Record extracts:

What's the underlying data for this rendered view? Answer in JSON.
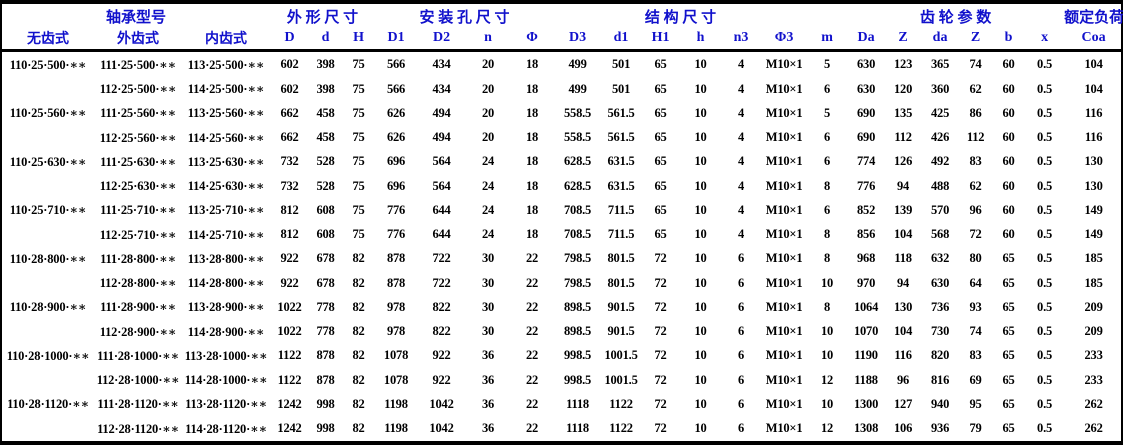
{
  "header": {
    "groups": [
      {
        "label": "轴承型号",
        "span": 3
      },
      {
        "label": "外 形 尺 寸",
        "span": 3
      },
      {
        "label": "安 装 孔 尺 寸",
        "span": 4
      },
      {
        "label": "结 构 尺 寸",
        "span": 6
      },
      {
        "label": "",
        "span": 1
      },
      {
        "label": "齿 轮 参 数",
        "span": 6
      },
      {
        "label": "额定负荷",
        "span": 1
      }
    ],
    "columns": [
      "无齿式",
      "外齿式",
      "内齿式",
      "D",
      "d",
      "H",
      "D1",
      "D2",
      "n",
      "Φ",
      "D3",
      "d1",
      "H1",
      "h",
      "n3",
      "Φ3",
      "m",
      "Da",
      "Z",
      "da",
      "Z",
      "b",
      "x",
      "Coa"
    ]
  },
  "rows": [
    [
      "110·25·500·∗∗",
      "111·25·500·∗∗",
      "113·25·500·∗∗",
      "602",
      "398",
      "75",
      "566",
      "434",
      "20",
      "18",
      "499",
      "501",
      "65",
      "10",
      "4",
      "M10×1",
      "5",
      "630",
      "123",
      "365",
      "74",
      "60",
      "0.5",
      "104"
    ],
    [
      "",
      "112·25·500·∗∗",
      "114·25·500·∗∗",
      "602",
      "398",
      "75",
      "566",
      "434",
      "20",
      "18",
      "499",
      "501",
      "65",
      "10",
      "4",
      "M10×1",
      "6",
      "630",
      "120",
      "360",
      "62",
      "60",
      "0.5",
      "104"
    ],
    [
      "110·25·560·∗∗",
      "111·25·560·∗∗",
      "113·25·560·∗∗",
      "662",
      "458",
      "75",
      "626",
      "494",
      "20",
      "18",
      "558.5",
      "561.5",
      "65",
      "10",
      "4",
      "M10×1",
      "5",
      "690",
      "135",
      "425",
      "86",
      "60",
      "0.5",
      "116"
    ],
    [
      "",
      "112·25·560·∗∗",
      "114·25·560·∗∗",
      "662",
      "458",
      "75",
      "626",
      "494",
      "20",
      "18",
      "558.5",
      "561.5",
      "65",
      "10",
      "4",
      "M10×1",
      "6",
      "690",
      "112",
      "426",
      "112",
      "60",
      "0.5",
      "116"
    ],
    [
      "110·25·630·∗∗",
      "111·25·630·∗∗",
      "113·25·630·∗∗",
      "732",
      "528",
      "75",
      "696",
      "564",
      "24",
      "18",
      "628.5",
      "631.5",
      "65",
      "10",
      "4",
      "M10×1",
      "6",
      "774",
      "126",
      "492",
      "83",
      "60",
      "0.5",
      "130"
    ],
    [
      "",
      "112·25·630·∗∗",
      "114·25·630·∗∗",
      "732",
      "528",
      "75",
      "696",
      "564",
      "24",
      "18",
      "628.5",
      "631.5",
      "65",
      "10",
      "4",
      "M10×1",
      "8",
      "776",
      "94",
      "488",
      "62",
      "60",
      "0.5",
      "130"
    ],
    [
      "110·25·710·∗∗",
      "111·25·710·∗∗",
      "113·25·710·∗∗",
      "812",
      "608",
      "75",
      "776",
      "644",
      "24",
      "18",
      "708.5",
      "711.5",
      "65",
      "10",
      "4",
      "M10×1",
      "6",
      "852",
      "139",
      "570",
      "96",
      "60",
      "0.5",
      "149"
    ],
    [
      "",
      "112·25·710·∗∗",
      "114·25·710·∗∗",
      "812",
      "608",
      "75",
      "776",
      "644",
      "24",
      "18",
      "708.5",
      "711.5",
      "65",
      "10",
      "4",
      "M10×1",
      "8",
      "856",
      "104",
      "568",
      "72",
      "60",
      "0.5",
      "149"
    ],
    [
      "110·28·800·∗∗",
      "111·28·800·∗∗",
      "113·28·800·∗∗",
      "922",
      "678",
      "82",
      "878",
      "722",
      "30",
      "22",
      "798.5",
      "801.5",
      "72",
      "10",
      "6",
      "M10×1",
      "8",
      "968",
      "118",
      "632",
      "80",
      "65",
      "0.5",
      "185"
    ],
    [
      "",
      "112·28·800·∗∗",
      "114·28·800·∗∗",
      "922",
      "678",
      "82",
      "878",
      "722",
      "30",
      "22",
      "798.5",
      "801.5",
      "72",
      "10",
      "6",
      "M10×1",
      "10",
      "970",
      "94",
      "630",
      "64",
      "65",
      "0.5",
      "185"
    ],
    [
      "110·28·900·∗∗",
      "111·28·900·∗∗",
      "113·28·900·∗∗",
      "1022",
      "778",
      "82",
      "978",
      "822",
      "30",
      "22",
      "898.5",
      "901.5",
      "72",
      "10",
      "6",
      "M10×1",
      "8",
      "1064",
      "130",
      "736",
      "93",
      "65",
      "0.5",
      "209"
    ],
    [
      "",
      "112·28·900·∗∗",
      "114·28·900·∗∗",
      "1022",
      "778",
      "82",
      "978",
      "822",
      "30",
      "22",
      "898.5",
      "901.5",
      "72",
      "10",
      "6",
      "M10×1",
      "10",
      "1070",
      "104",
      "730",
      "74",
      "65",
      "0.5",
      "209"
    ],
    [
      "110·28·1000·∗∗",
      "111·28·1000·∗∗",
      "113·28·1000·∗∗",
      "1122",
      "878",
      "82",
      "1078",
      "922",
      "36",
      "22",
      "998.5",
      "1001.5",
      "72",
      "10",
      "6",
      "M10×1",
      "10",
      "1190",
      "116",
      "820",
      "83",
      "65",
      "0.5",
      "233"
    ],
    [
      "",
      "112·28·1000·∗∗",
      "114·28·1000·∗∗",
      "1122",
      "878",
      "82",
      "1078",
      "922",
      "36",
      "22",
      "998.5",
      "1001.5",
      "72",
      "10",
      "6",
      "M10×1",
      "12",
      "1188",
      "96",
      "816",
      "69",
      "65",
      "0.5",
      "233"
    ],
    [
      "110·28·1120·∗∗",
      "111·28·1120·∗∗",
      "113·28·1120·∗∗",
      "1242",
      "998",
      "82",
      "1198",
      "1042",
      "36",
      "22",
      "1118",
      "1122",
      "72",
      "10",
      "6",
      "M10×1",
      "10",
      "1300",
      "127",
      "940",
      "95",
      "65",
      "0.5",
      "262"
    ],
    [
      "",
      "112·28·1120·∗∗",
      "114·28·1120·∗∗",
      "1242",
      "998",
      "82",
      "1198",
      "1042",
      "36",
      "22",
      "1118",
      "1122",
      "72",
      "10",
      "6",
      "M10×1",
      "12",
      "1308",
      "106",
      "936",
      "79",
      "65",
      "0.5",
      "262"
    ]
  ],
  "colors": {
    "header_text": "#1111cc",
    "body_text": "#000000",
    "border": "#000000",
    "background": "#ffffff"
  }
}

Exercise prompt:
Leave out the pictures and return every record word for word.

Written answer:
What's the underlying data for this rendered view? Answer in JSON.
{
  "header": {
    "groups": [
      {
        "label": "轴承型号",
        "span": 3
      },
      {
        "label": "外 形 尺 寸",
        "span": 3
      },
      {
        "label": "安 装 孔 尺 寸",
        "span": 4
      },
      {
        "label": "结 构 尺 寸",
        "span": 6
      },
      {
        "label": "",
        "span": 1
      },
      {
        "label": "齿 轮 参 数",
        "span": 6
      },
      {
        "label": "额定负荷",
        "span": 1
      }
    ],
    "columns": [
      "无齿式",
      "外齿式",
      "内齿式",
      "D",
      "d",
      "H",
      "D1",
      "D2",
      "n",
      "Φ",
      "D3",
      "d1",
      "H1",
      "h",
      "n3",
      "Φ3",
      "m",
      "Da",
      "Z",
      "da",
      "Z",
      "b",
      "x",
      "Coa"
    ]
  },
  "rows": [
    [
      "110·25·500·∗∗",
      "111·25·500·∗∗",
      "113·25·500·∗∗",
      "602",
      "398",
      "75",
      "566",
      "434",
      "20",
      "18",
      "499",
      "501",
      "65",
      "10",
      "4",
      "M10×1",
      "5",
      "630",
      "123",
      "365",
      "74",
      "60",
      "0.5",
      "104"
    ],
    [
      "",
      "112·25·500·∗∗",
      "114·25·500·∗∗",
      "602",
      "398",
      "75",
      "566",
      "434",
      "20",
      "18",
      "499",
      "501",
      "65",
      "10",
      "4",
      "M10×1",
      "6",
      "630",
      "120",
      "360",
      "62",
      "60",
      "0.5",
      "104"
    ],
    [
      "110·25·560·∗∗",
      "111·25·560·∗∗",
      "113·25·560·∗∗",
      "662",
      "458",
      "75",
      "626",
      "494",
      "20",
      "18",
      "558.5",
      "561.5",
      "65",
      "10",
      "4",
      "M10×1",
      "5",
      "690",
      "135",
      "425",
      "86",
      "60",
      "0.5",
      "116"
    ],
    [
      "",
      "112·25·560·∗∗",
      "114·25·560·∗∗",
      "662",
      "458",
      "75",
      "626",
      "494",
      "20",
      "18",
      "558.5",
      "561.5",
      "65",
      "10",
      "4",
      "M10×1",
      "6",
      "690",
      "112",
      "426",
      "112",
      "60",
      "0.5",
      "116"
    ],
    [
      "110·25·630·∗∗",
      "111·25·630·∗∗",
      "113·25·630·∗∗",
      "732",
      "528",
      "75",
      "696",
      "564",
      "24",
      "18",
      "628.5",
      "631.5",
      "65",
      "10",
      "4",
      "M10×1",
      "6",
      "774",
      "126",
      "492",
      "83",
      "60",
      "0.5",
      "130"
    ],
    [
      "",
      "112·25·630·∗∗",
      "114·25·630·∗∗",
      "732",
      "528",
      "75",
      "696",
      "564",
      "24",
      "18",
      "628.5",
      "631.5",
      "65",
      "10",
      "4",
      "M10×1",
      "8",
      "776",
      "94",
      "488",
      "62",
      "60",
      "0.5",
      "130"
    ],
    [
      "110·25·710·∗∗",
      "111·25·710·∗∗",
      "113·25·710·∗∗",
      "812",
      "608",
      "75",
      "776",
      "644",
      "24",
      "18",
      "708.5",
      "711.5",
      "65",
      "10",
      "4",
      "M10×1",
      "6",
      "852",
      "139",
      "570",
      "96",
      "60",
      "0.5",
      "149"
    ],
    [
      "",
      "112·25·710·∗∗",
      "114·25·710·∗∗",
      "812",
      "608",
      "75",
      "776",
      "644",
      "24",
      "18",
      "708.5",
      "711.5",
      "65",
      "10",
      "4",
      "M10×1",
      "8",
      "856",
      "104",
      "568",
      "72",
      "60",
      "0.5",
      "149"
    ],
    [
      "110·28·800·∗∗",
      "111·28·800·∗∗",
      "113·28·800·∗∗",
      "922",
      "678",
      "82",
      "878",
      "722",
      "30",
      "22",
      "798.5",
      "801.5",
      "72",
      "10",
      "6",
      "M10×1",
      "8",
      "968",
      "118",
      "632",
      "80",
      "65",
      "0.5",
      "185"
    ],
    [
      "",
      "112·28·800·∗∗",
      "114·28·800·∗∗",
      "922",
      "678",
      "82",
      "878",
      "722",
      "30",
      "22",
      "798.5",
      "801.5",
      "72",
      "10",
      "6",
      "M10×1",
      "10",
      "970",
      "94",
      "630",
      "64",
      "65",
      "0.5",
      "185"
    ],
    [
      "110·28·900·∗∗",
      "111·28·900·∗∗",
      "113·28·900·∗∗",
      "1022",
      "778",
      "82",
      "978",
      "822",
      "30",
      "22",
      "898.5",
      "901.5",
      "72",
      "10",
      "6",
      "M10×1",
      "8",
      "1064",
      "130",
      "736",
      "93",
      "65",
      "0.5",
      "209"
    ],
    [
      "",
      "112·28·900·∗∗",
      "114·28·900·∗∗",
      "1022",
      "778",
      "82",
      "978",
      "822",
      "30",
      "22",
      "898.5",
      "901.5",
      "72",
      "10",
      "6",
      "M10×1",
      "10",
      "1070",
      "104",
      "730",
      "74",
      "65",
      "0.5",
      "209"
    ],
    [
      "110·28·1000·∗∗",
      "111·28·1000·∗∗",
      "113·28·1000·∗∗",
      "1122",
      "878",
      "82",
      "1078",
      "922",
      "36",
      "22",
      "998.5",
      "1001.5",
      "72",
      "10",
      "6",
      "M10×1",
      "10",
      "1190",
      "116",
      "820",
      "83",
      "65",
      "0.5",
      "233"
    ],
    [
      "",
      "112·28·1000·∗∗",
      "114·28·1000·∗∗",
      "1122",
      "878",
      "82",
      "1078",
      "922",
      "36",
      "22",
      "998.5",
      "1001.5",
      "72",
      "10",
      "6",
      "M10×1",
      "12",
      "1188",
      "96",
      "816",
      "69",
      "65",
      "0.5",
      "233"
    ],
    [
      "110·28·1120·∗∗",
      "111·28·1120·∗∗",
      "113·28·1120·∗∗",
      "1242",
      "998",
      "82",
      "1198",
      "1042",
      "36",
      "22",
      "1118",
      "1122",
      "72",
      "10",
      "6",
      "M10×1",
      "10",
      "1300",
      "127",
      "940",
      "95",
      "65",
      "0.5",
      "262"
    ],
    [
      "",
      "112·28·1120·∗∗",
      "114·28·1120·∗∗",
      "1242",
      "998",
      "82",
      "1198",
      "1042",
      "36",
      "22",
      "1118",
      "1122",
      "72",
      "10",
      "6",
      "M10×1",
      "12",
      "1308",
      "106",
      "936",
      "79",
      "65",
      "0.5",
      "262"
    ]
  ],
  "colors": {
    "header_text": "#1111cc",
    "body_text": "#000000",
    "border": "#000000",
    "background": "#ffffff"
  }
}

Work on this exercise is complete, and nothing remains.